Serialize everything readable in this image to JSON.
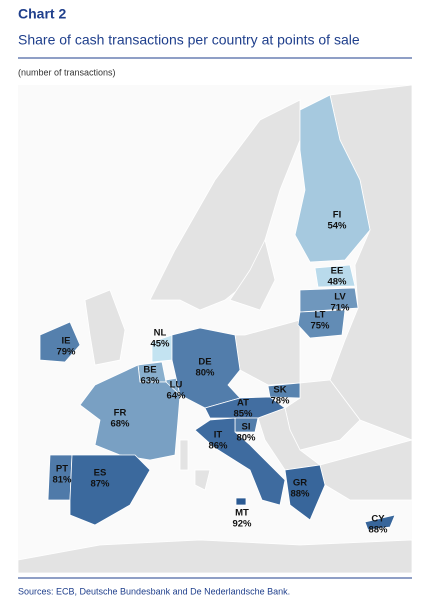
{
  "chart_data": {
    "type": "choropleth",
    "title": "Chart 2",
    "subtitle": "Share of cash transactions per country at points of sale",
    "note": "(number of transactions)",
    "source": "Sources: ECB, Deutsche Bundesbank and De Nederlandsche Bank.",
    "categories": [
      "FI",
      "EE",
      "LV",
      "LT",
      "IE",
      "NL",
      "BE",
      "LU",
      "DE",
      "FR",
      "AT",
      "SK",
      "SI",
      "IT",
      "PT",
      "ES",
      "GR",
      "MT",
      "CY"
    ],
    "values": [
      54,
      48,
      71,
      75,
      79,
      45,
      63,
      64,
      80,
      68,
      85,
      78,
      80,
      86,
      81,
      87,
      88,
      92,
      88
    ],
    "value_labels": [
      "54%",
      "48%",
      "71%",
      "75%",
      "79%",
      "45%",
      "63%",
      "64%",
      "80%",
      "68%",
      "85%",
      "78%",
      "80%",
      "86%",
      "81%",
      "87%",
      "88%",
      "92%",
      "88%"
    ],
    "color_range": [
      "#c3e3f1",
      "#2b5a93"
    ]
  }
}
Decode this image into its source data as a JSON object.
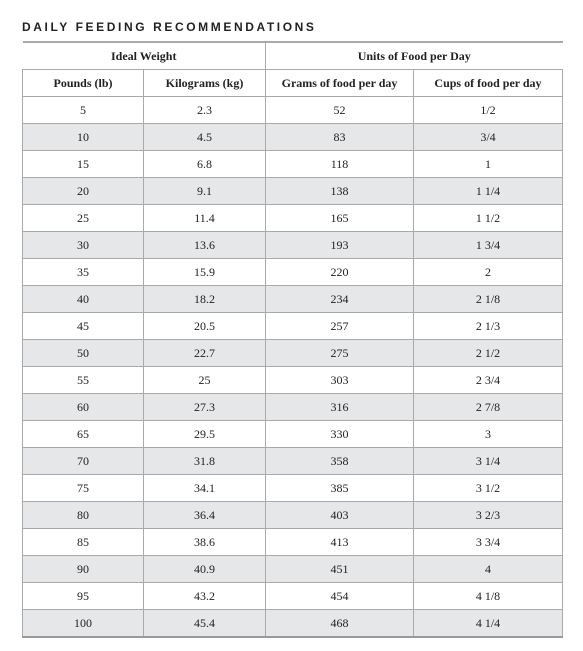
{
  "header": {
    "title": "DAILY FEEDING RECOMMENDATIONS"
  },
  "table": {
    "groups": [
      "Ideal Weight",
      "Units of Food per Day"
    ],
    "columns": [
      "Pounds (lb)",
      "Kilograms (kg)",
      "Grams of food per day",
      "Cups of food per day"
    ],
    "rows": [
      [
        "5",
        "2.3",
        "52",
        "1/2"
      ],
      [
        "10",
        "4.5",
        "83",
        "3/4"
      ],
      [
        "15",
        "6.8",
        "118",
        "1"
      ],
      [
        "20",
        "9.1",
        "138",
        "1 1/4"
      ],
      [
        "25",
        "11.4",
        "165",
        "1 1/2"
      ],
      [
        "30",
        "13.6",
        "193",
        "1 3/4"
      ],
      [
        "35",
        "15.9",
        "220",
        "2"
      ],
      [
        "40",
        "18.2",
        "234",
        "2 1/8"
      ],
      [
        "45",
        "20.5",
        "257",
        "2 1/3"
      ],
      [
        "50",
        "22.7",
        "275",
        "2 1/2"
      ],
      [
        "55",
        "25",
        "303",
        "2 3/4"
      ],
      [
        "60",
        "27.3",
        "316",
        "2 7/8"
      ],
      [
        "65",
        "29.5",
        "330",
        "3"
      ],
      [
        "70",
        "31.8",
        "358",
        "3 1/4"
      ],
      [
        "75",
        "34.1",
        "385",
        "3 1/2"
      ],
      [
        "80",
        "36.4",
        "403",
        "3 2/3"
      ],
      [
        "85",
        "38.6",
        "413",
        "3 3/4"
      ],
      [
        "90",
        "40.9",
        "451",
        "4"
      ],
      [
        "95",
        "43.2",
        "454",
        "4 1/8"
      ],
      [
        "100",
        "45.4",
        "468",
        "4 1/4"
      ]
    ]
  }
}
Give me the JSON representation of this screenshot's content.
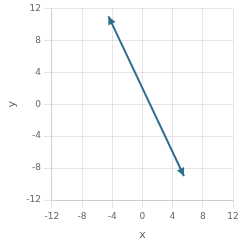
{
  "chart_data": {
    "type": "line",
    "x": [
      -4.5,
      5.5
    ],
    "values": [
      11.0,
      -9.0
    ],
    "color": "#2e6f8e",
    "marker": "arrow",
    "xlabel": "x",
    "ylabel": "y",
    "xlim": [
      -12,
      12
    ],
    "ylim": [
      -12,
      12
    ],
    "xticks": [
      -12,
      -8,
      -4,
      0,
      4,
      8,
      12
    ],
    "yticks": [
      -12,
      -8,
      -4,
      0,
      4,
      8,
      12
    ],
    "grid": true
  }
}
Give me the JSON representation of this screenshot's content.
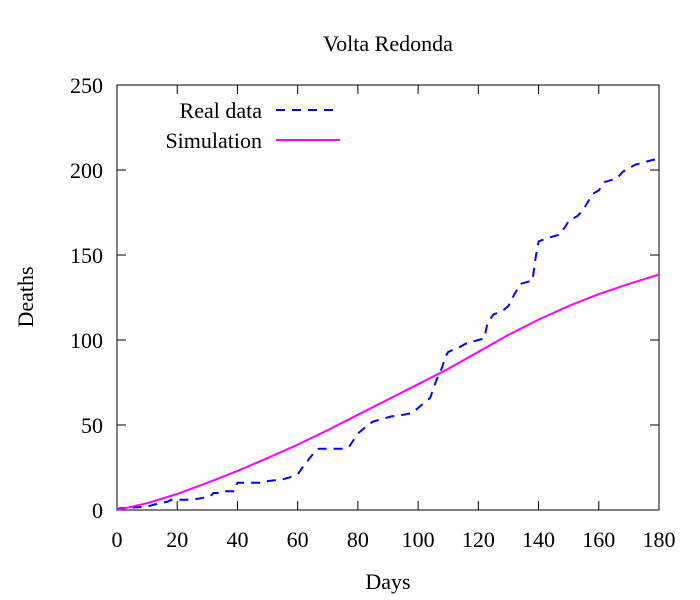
{
  "chart_data": {
    "type": "line",
    "title": "Volta Redonda",
    "xlabel": "Days",
    "ylabel": "Deaths",
    "xlim": [
      0,
      180
    ],
    "ylim": [
      0,
      250
    ],
    "xticks": [
      0,
      20,
      40,
      60,
      80,
      100,
      120,
      140,
      160,
      180
    ],
    "yticks": [
      0,
      50,
      100,
      150,
      200,
      250
    ],
    "grid": false,
    "legend_position": "top-left",
    "series": [
      {
        "name": "Real data",
        "style": "dashed",
        "color": "#0000ff",
        "x": [
          0,
          1,
          10,
          12,
          17,
          18,
          24,
          25,
          31,
          32,
          35,
          36,
          39,
          40,
          48,
          50,
          55,
          57,
          60,
          62,
          66,
          67,
          75,
          77,
          80,
          82,
          85,
          87,
          91,
          95,
          98,
          100,
          102,
          104,
          106,
          108,
          109,
          110,
          114,
          116,
          118,
          120,
          122,
          123,
          125,
          128,
          130,
          132,
          134,
          136,
          138,
          139,
          140,
          143,
          145,
          147,
          149,
          150,
          153,
          155,
          157,
          158,
          160,
          162,
          164,
          166,
          168,
          170,
          172,
          174,
          176,
          178,
          180
        ],
        "y": [
          0,
          1,
          2,
          3,
          5,
          6,
          6,
          6,
          8,
          10,
          10,
          11,
          11,
          16,
          16,
          17,
          18,
          19,
          21,
          26,
          35,
          36,
          36,
          37,
          45,
          48,
          52,
          53,
          55,
          56,
          57,
          60,
          63,
          66,
          76,
          84,
          90,
          93,
          96,
          98,
          99,
          100,
          101,
          110,
          115,
          117,
          120,
          127,
          133,
          134,
          135,
          148,
          158,
          160,
          161,
          162,
          167,
          170,
          173,
          177,
          183,
          186,
          188,
          193,
          194,
          195,
          199,
          201,
          203,
          204,
          205,
          206,
          206
        ]
      },
      {
        "name": "Simulation",
        "style": "solid",
        "color": "#ff00ff",
        "x": [
          0,
          10,
          20,
          30,
          40,
          50,
          60,
          70,
          80,
          90,
          100,
          110,
          120,
          130,
          140,
          150,
          160,
          170,
          180
        ],
        "y": [
          0,
          4,
          9.5,
          16,
          23,
          30.5,
          38.5,
          47,
          56,
          65,
          74,
          83,
          93,
          103,
          112,
          120,
          127,
          133,
          138.5
        ]
      }
    ]
  }
}
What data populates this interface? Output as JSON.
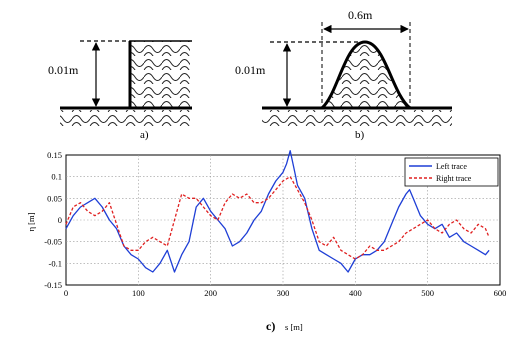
{
  "figure_a": {
    "height_label": "0.01m",
    "panel_label": "a)"
  },
  "figure_b": {
    "height_label": "0.01m",
    "width_label": "0.6m",
    "panel_label": "b)"
  },
  "chart_data": {
    "type": "line",
    "panel_label": "c)",
    "xlabel": "s [m]",
    "ylabel": "η [m]",
    "xlim": [
      0,
      600
    ],
    "ylim": [
      -0.15,
      0.15
    ],
    "xticks": [
      "0",
      "100",
      "200",
      "300",
      "400",
      "500",
      "600"
    ],
    "yticks": [
      "0.15",
      "0.1",
      "0.05",
      "0",
      "-0.05",
      "-0.1",
      "-0.15"
    ],
    "grid": true,
    "legend_position": "top-right",
    "series": [
      {
        "name": "Left trace",
        "color": "#1f3fd6",
        "style": "solid",
        "x": [
          0,
          10,
          20,
          30,
          40,
          50,
          60,
          70,
          80,
          90,
          100,
          110,
          120,
          130,
          140,
          150,
          160,
          170,
          180,
          190,
          200,
          210,
          220,
          230,
          240,
          250,
          260,
          270,
          280,
          290,
          300,
          305,
          310,
          315,
          320,
          330,
          340,
          350,
          360,
          370,
          380,
          390,
          400,
          410,
          420,
          430,
          440,
          450,
          460,
          470,
          475,
          480,
          490,
          500,
          510,
          520,
          530,
          540,
          550,
          560,
          570,
          580,
          585
        ],
        "y": [
          -0.02,
          0.01,
          0.03,
          0.04,
          0.05,
          0.03,
          0.0,
          -0.02,
          -0.06,
          -0.08,
          -0.09,
          -0.11,
          -0.12,
          -0.1,
          -0.07,
          -0.12,
          -0.08,
          -0.05,
          0.03,
          0.05,
          0.02,
          0.0,
          -0.02,
          -0.06,
          -0.05,
          -0.03,
          0.0,
          0.02,
          0.06,
          0.09,
          0.11,
          0.13,
          0.16,
          0.12,
          0.08,
          0.05,
          -0.02,
          -0.07,
          -0.08,
          -0.09,
          -0.1,
          -0.12,
          -0.09,
          -0.08,
          -0.08,
          -0.07,
          -0.05,
          -0.01,
          0.03,
          0.06,
          0.07,
          0.05,
          0.01,
          -0.01,
          -0.02,
          -0.01,
          -0.04,
          -0.03,
          -0.05,
          -0.06,
          -0.07,
          -0.08,
          -0.07
        ]
      },
      {
        "name": "Right trace",
        "color": "#e02020",
        "style": "dashed",
        "x": [
          0,
          10,
          20,
          30,
          40,
          50,
          60,
          70,
          80,
          90,
          100,
          110,
          120,
          130,
          140,
          150,
          160,
          170,
          180,
          190,
          200,
          210,
          220,
          230,
          240,
          250,
          260,
          270,
          280,
          290,
          300,
          310,
          320,
          330,
          340,
          350,
          360,
          370,
          380,
          390,
          400,
          410,
          420,
          430,
          440,
          450,
          460,
          470,
          480,
          490,
          500,
          510,
          520,
          530,
          540,
          550,
          560,
          570,
          580,
          585
        ],
        "y": [
          -0.01,
          0.03,
          0.04,
          0.02,
          0.01,
          0.02,
          0.04,
          -0.01,
          -0.06,
          -0.07,
          -0.07,
          -0.05,
          -0.04,
          -0.05,
          -0.06,
          0.0,
          0.06,
          0.05,
          0.05,
          0.03,
          0.01,
          0.0,
          0.04,
          0.06,
          0.05,
          0.06,
          0.04,
          0.04,
          0.05,
          0.07,
          0.09,
          0.1,
          0.07,
          0.04,
          0.0,
          -0.05,
          -0.06,
          -0.04,
          -0.07,
          -0.08,
          -0.09,
          -0.08,
          -0.06,
          -0.07,
          -0.07,
          -0.06,
          -0.05,
          -0.03,
          -0.02,
          -0.01,
          0.0,
          -0.02,
          -0.03,
          -0.01,
          0.0,
          -0.02,
          -0.03,
          -0.01,
          -0.02,
          -0.04
        ]
      }
    ]
  }
}
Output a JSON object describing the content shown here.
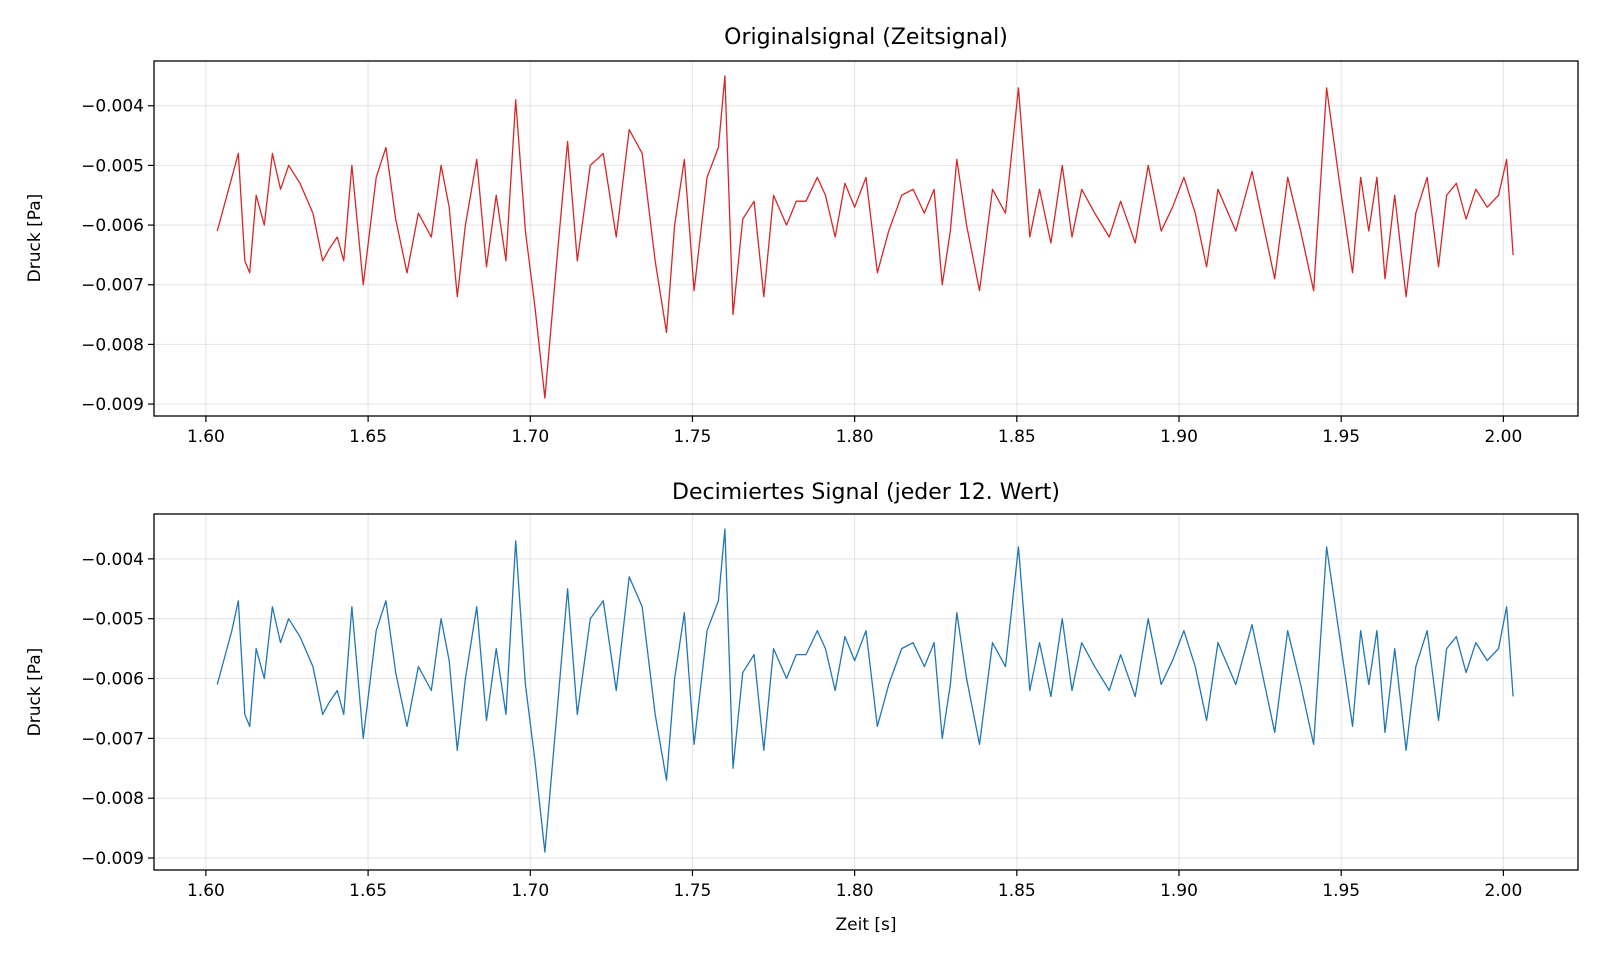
----
**DESCRIPTION OF THE TASK**.
In the listing above, how many lines hold the word "object"? Give the number and nothing more.

**TASK ANSWER**.
2